| WORK TO DO |
Once the pictures are set aside, transcribe the remaining data exactly.

[ENTRIES start]

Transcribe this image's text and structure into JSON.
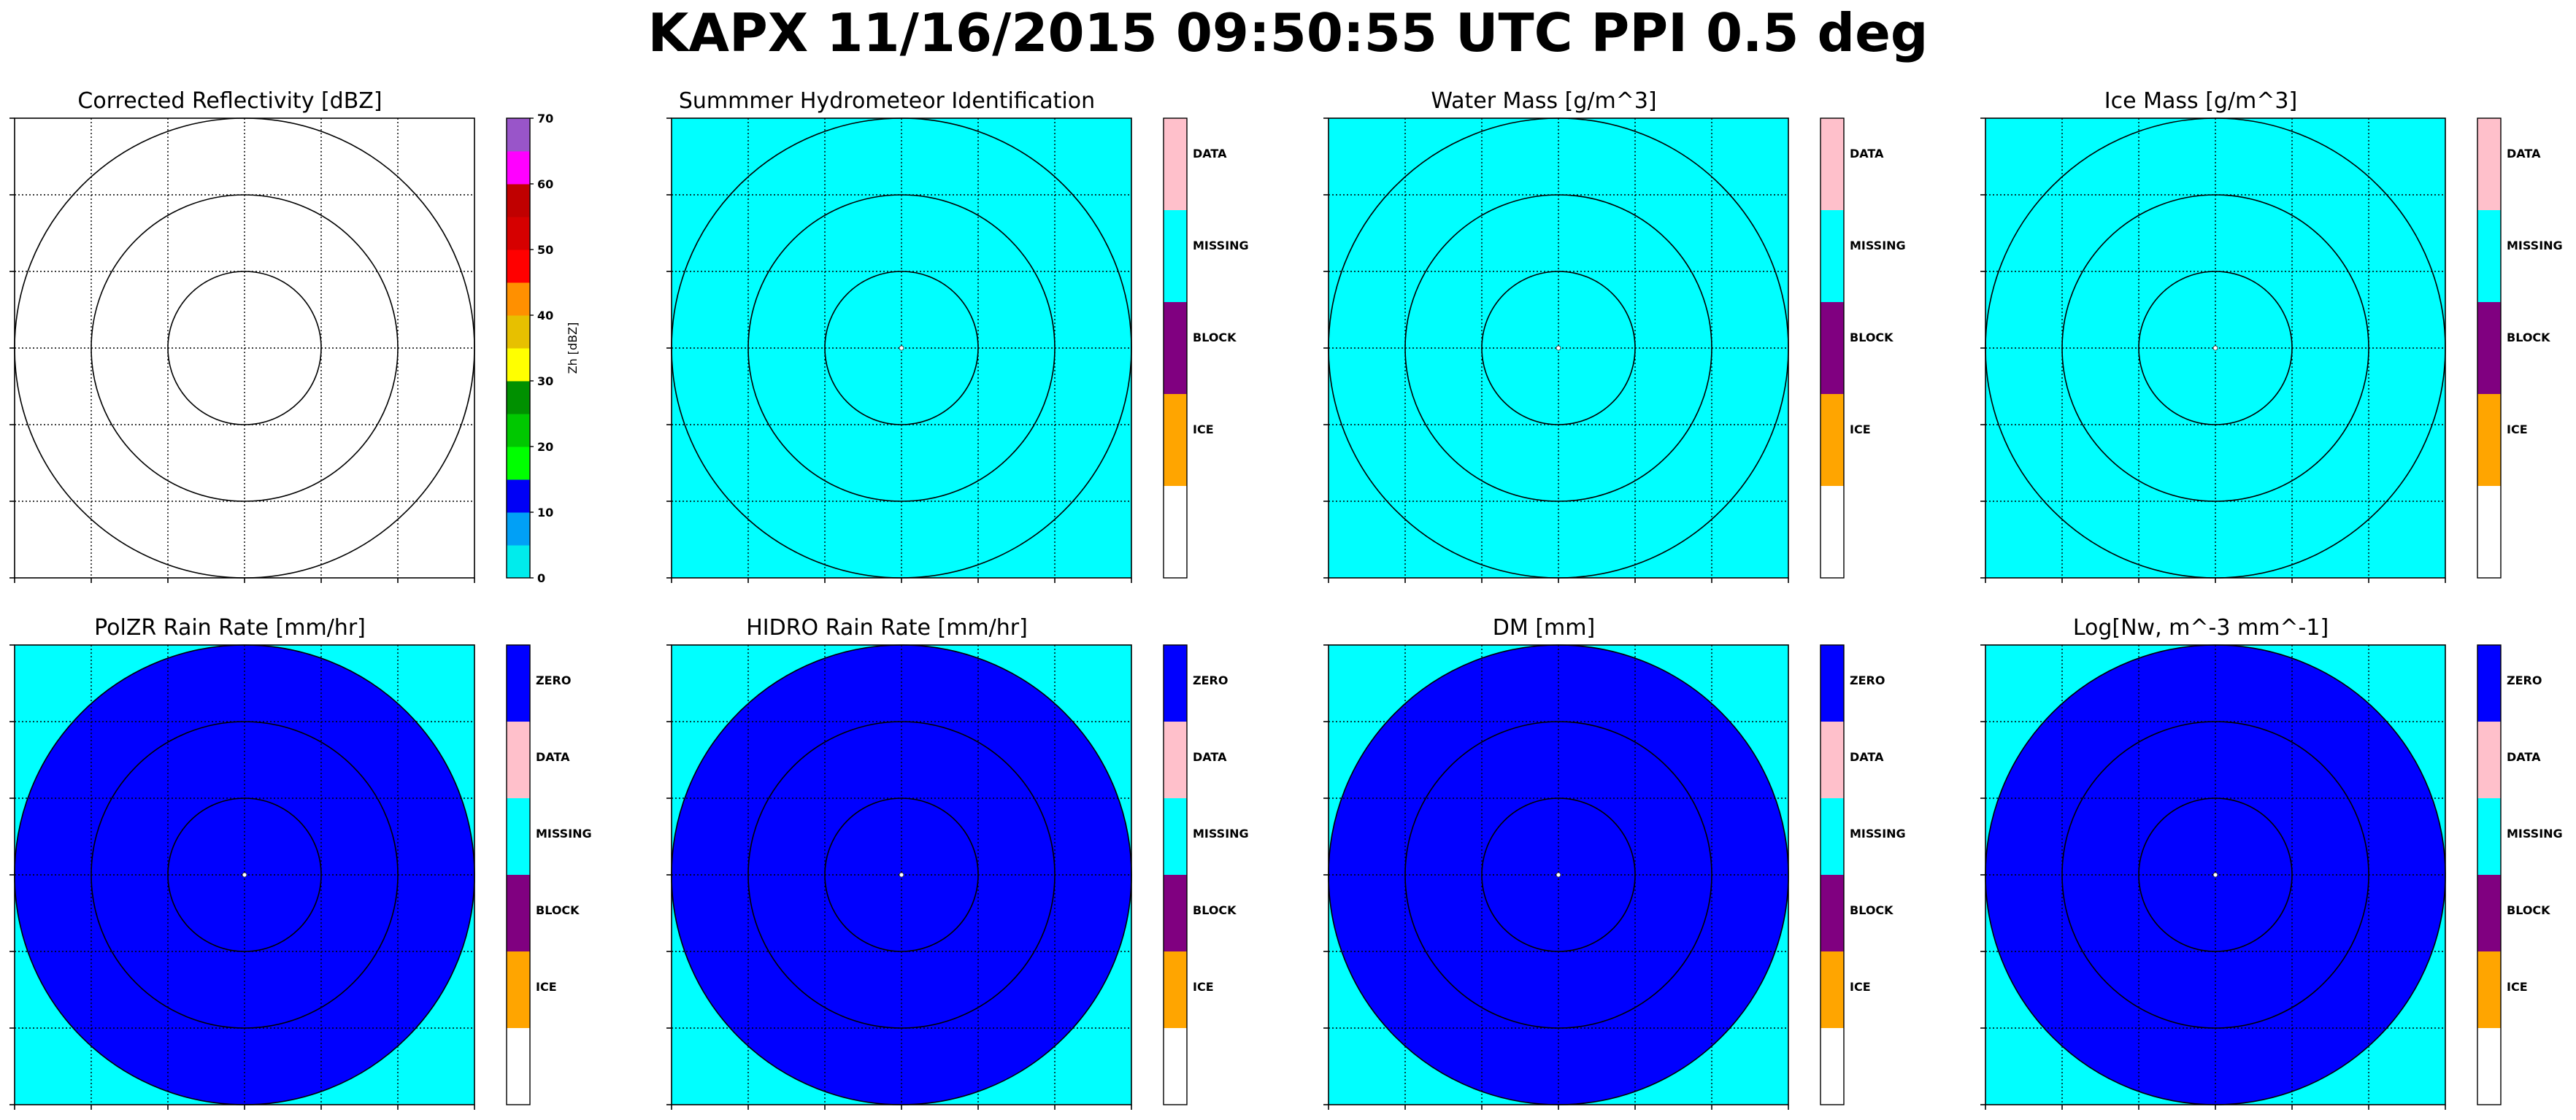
{
  "figure": {
    "title": "KAPX 11/16/2015 09:50:55 UTC PPI 0.5 deg"
  },
  "chart_data": [
    {
      "type": "heatmap",
      "title": "Corrected Reflectivity [dBZ]",
      "background_color": "#ffffff",
      "data_disk": false,
      "colorbar": {
        "kind": "continuous",
        "label": "Zh [dBZ]",
        "range": [
          0,
          70
        ],
        "ticks": [
          "0",
          "10",
          "20",
          "30",
          "40",
          "50",
          "60",
          "70"
        ],
        "colors": [
          "#00ecec",
          "#01a0f6",
          "#0000f6",
          "#00ff00",
          "#00c800",
          "#009000",
          "#ffff00",
          "#e7c000",
          "#ff9000",
          "#ff0000",
          "#d60000",
          "#c00000",
          "#ff00ff",
          "#9955c9"
        ]
      },
      "range_rings": 3,
      "grid": true
    },
    {
      "type": "heatmap",
      "title": "Summmer Hydrometeor Identification",
      "background_color": "#00ffff",
      "data_disk": false,
      "center_point": true,
      "colorbar": {
        "kind": "categorical",
        "categories": [
          "DATA",
          "MISSING",
          "BLOCK",
          "ICE",
          ""
        ],
        "colors": [
          "#ffc0cb",
          "#00ffff",
          "#800080",
          "#ffa500",
          "#ffffff"
        ]
      },
      "range_rings": 3,
      "grid": true
    },
    {
      "type": "heatmap",
      "title": "Water Mass [g/m^3]",
      "background_color": "#00ffff",
      "data_disk": false,
      "center_point": true,
      "colorbar": {
        "kind": "categorical",
        "categories": [
          "DATA",
          "MISSING",
          "BLOCK",
          "ICE",
          ""
        ],
        "colors": [
          "#ffc0cb",
          "#00ffff",
          "#800080",
          "#ffa500",
          "#ffffff"
        ]
      },
      "range_rings": 3,
      "grid": true
    },
    {
      "type": "heatmap",
      "title": "Ice Mass [g/m^3]",
      "background_color": "#00ffff",
      "data_disk": false,
      "center_point": true,
      "colorbar": {
        "kind": "categorical",
        "categories": [
          "DATA",
          "MISSING",
          "BLOCK",
          "ICE",
          ""
        ],
        "colors": [
          "#ffc0cb",
          "#00ffff",
          "#800080",
          "#ffa500",
          "#ffffff"
        ]
      },
      "range_rings": 3,
      "grid": true
    },
    {
      "type": "heatmap",
      "title": "PolZR Rain Rate [mm/hr]",
      "background_color": "#00ffff",
      "data_disk": true,
      "disk_color": "#0000ff",
      "center_point": true,
      "colorbar": {
        "kind": "categorical",
        "categories": [
          "ZERO",
          "DATA",
          "MISSING",
          "BLOCK",
          "ICE",
          ""
        ],
        "colors": [
          "#0000ff",
          "#ffc0cb",
          "#00ffff",
          "#800080",
          "#ffa500",
          "#ffffff"
        ]
      },
      "range_rings": 3,
      "grid": true
    },
    {
      "type": "heatmap",
      "title": "HIDRO Rain Rate [mm/hr]",
      "background_color": "#00ffff",
      "data_disk": true,
      "disk_color": "#0000ff",
      "center_point": true,
      "colorbar": {
        "kind": "categorical",
        "categories": [
          "ZERO",
          "DATA",
          "MISSING",
          "BLOCK",
          "ICE",
          ""
        ],
        "colors": [
          "#0000ff",
          "#ffc0cb",
          "#00ffff",
          "#800080",
          "#ffa500",
          "#ffffff"
        ]
      },
      "range_rings": 3,
      "grid": true
    },
    {
      "type": "heatmap",
      "title": "DM [mm]",
      "background_color": "#00ffff",
      "data_disk": true,
      "disk_color": "#0000ff",
      "center_point": true,
      "colorbar": {
        "kind": "categorical",
        "categories": [
          "ZERO",
          "DATA",
          "MISSING",
          "BLOCK",
          "ICE",
          ""
        ],
        "colors": [
          "#0000ff",
          "#ffc0cb",
          "#00ffff",
          "#800080",
          "#ffa500",
          "#ffffff"
        ]
      },
      "range_rings": 3,
      "grid": true
    },
    {
      "type": "heatmap",
      "title": "Log[Nw, m^-3 mm^-1]",
      "background_color": "#00ffff",
      "data_disk": true,
      "disk_color": "#0000ff",
      "center_point": true,
      "colorbar": {
        "kind": "categorical",
        "categories": [
          "ZERO",
          "DATA",
          "MISSING",
          "BLOCK",
          "ICE",
          ""
        ],
        "colors": [
          "#0000ff",
          "#ffc0cb",
          "#00ffff",
          "#800080",
          "#ffa500",
          "#ffffff"
        ]
      },
      "range_rings": 3,
      "grid": true
    }
  ]
}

[ENTRIES end]

| REPLY |
Transcribe this image's text and structure into JSON.
{
  "figure": {
    "title": "KAPX 11/16/2015 09:50:55 UTC PPI 0.5 deg"
  },
  "chart_data": [
    {
      "type": "heatmap",
      "title": "Corrected Reflectivity [dBZ]",
      "background_color": "#ffffff",
      "data_disk": false,
      "colorbar": {
        "kind": "continuous",
        "label": "Zh [dBZ]",
        "range": [
          0,
          70
        ],
        "ticks": [
          "0",
          "10",
          "20",
          "30",
          "40",
          "50",
          "60",
          "70"
        ],
        "colors": [
          "#00ecec",
          "#01a0f6",
          "#0000f6",
          "#00ff00",
          "#00c800",
          "#009000",
          "#ffff00",
          "#e7c000",
          "#ff9000",
          "#ff0000",
          "#d60000",
          "#c00000",
          "#ff00ff",
          "#9955c9"
        ]
      },
      "range_rings": 3,
      "grid": true
    },
    {
      "type": "heatmap",
      "title": "Summmer Hydrometeor Identification",
      "background_color": "#00ffff",
      "data_disk": false,
      "center_point": true,
      "colorbar": {
        "kind": "categorical",
        "categories": [
          "DATA",
          "MISSING",
          "BLOCK",
          "ICE",
          ""
        ],
        "colors": [
          "#ffc0cb",
          "#00ffff",
          "#800080",
          "#ffa500",
          "#ffffff"
        ]
      },
      "range_rings": 3,
      "grid": true
    },
    {
      "type": "heatmap",
      "title": "Water Mass [g/m^3]",
      "background_color": "#00ffff",
      "data_disk": false,
      "center_point": true,
      "colorbar": {
        "kind": "categorical",
        "categories": [
          "DATA",
          "MISSING",
          "BLOCK",
          "ICE",
          ""
        ],
        "colors": [
          "#ffc0cb",
          "#00ffff",
          "#800080",
          "#ffa500",
          "#ffffff"
        ]
      },
      "range_rings": 3,
      "grid": true
    },
    {
      "type": "heatmap",
      "title": "Ice Mass [g/m^3]",
      "background_color": "#00ffff",
      "data_disk": false,
      "center_point": true,
      "colorbar": {
        "kind": "categorical",
        "categories": [
          "DATA",
          "MISSING",
          "BLOCK",
          "ICE",
          ""
        ],
        "colors": [
          "#ffc0cb",
          "#00ffff",
          "#800080",
          "#ffa500",
          "#ffffff"
        ]
      },
      "range_rings": 3,
      "grid": true
    },
    {
      "type": "heatmap",
      "title": "PolZR Rain Rate [mm/hr]",
      "background_color": "#00ffff",
      "data_disk": true,
      "disk_color": "#0000ff",
      "center_point": true,
      "colorbar": {
        "kind": "categorical",
        "categories": [
          "ZERO",
          "DATA",
          "MISSING",
          "BLOCK",
          "ICE",
          ""
        ],
        "colors": [
          "#0000ff",
          "#ffc0cb",
          "#00ffff",
          "#800080",
          "#ffa500",
          "#ffffff"
        ]
      },
      "range_rings": 3,
      "grid": true
    },
    {
      "type": "heatmap",
      "title": "HIDRO Rain Rate [mm/hr]",
      "background_color": "#00ffff",
      "data_disk": true,
      "disk_color": "#0000ff",
      "center_point": true,
      "colorbar": {
        "kind": "categorical",
        "categories": [
          "ZERO",
          "DATA",
          "MISSING",
          "BLOCK",
          "ICE",
          ""
        ],
        "colors": [
          "#0000ff",
          "#ffc0cb",
          "#00ffff",
          "#800080",
          "#ffa500",
          "#ffffff"
        ]
      },
      "range_rings": 3,
      "grid": true
    },
    {
      "type": "heatmap",
      "title": "DM [mm]",
      "background_color": "#00ffff",
      "data_disk": true,
      "disk_color": "#0000ff",
      "center_point": true,
      "colorbar": {
        "kind": "categorical",
        "categories": [
          "ZERO",
          "DATA",
          "MISSING",
          "BLOCK",
          "ICE",
          ""
        ],
        "colors": [
          "#0000ff",
          "#ffc0cb",
          "#00ffff",
          "#800080",
          "#ffa500",
          "#ffffff"
        ]
      },
      "range_rings": 3,
      "grid": true
    },
    {
      "type": "heatmap",
      "title": "Log[Nw, m^-3 mm^-1]",
      "background_color": "#00ffff",
      "data_disk": true,
      "disk_color": "#0000ff",
      "center_point": true,
      "colorbar": {
        "kind": "categorical",
        "categories": [
          "ZERO",
          "DATA",
          "MISSING",
          "BLOCK",
          "ICE",
          ""
        ],
        "colors": [
          "#0000ff",
          "#ffc0cb",
          "#00ffff",
          "#800080",
          "#ffa500",
          "#ffffff"
        ]
      },
      "range_rings": 3,
      "grid": true
    }
  ]
}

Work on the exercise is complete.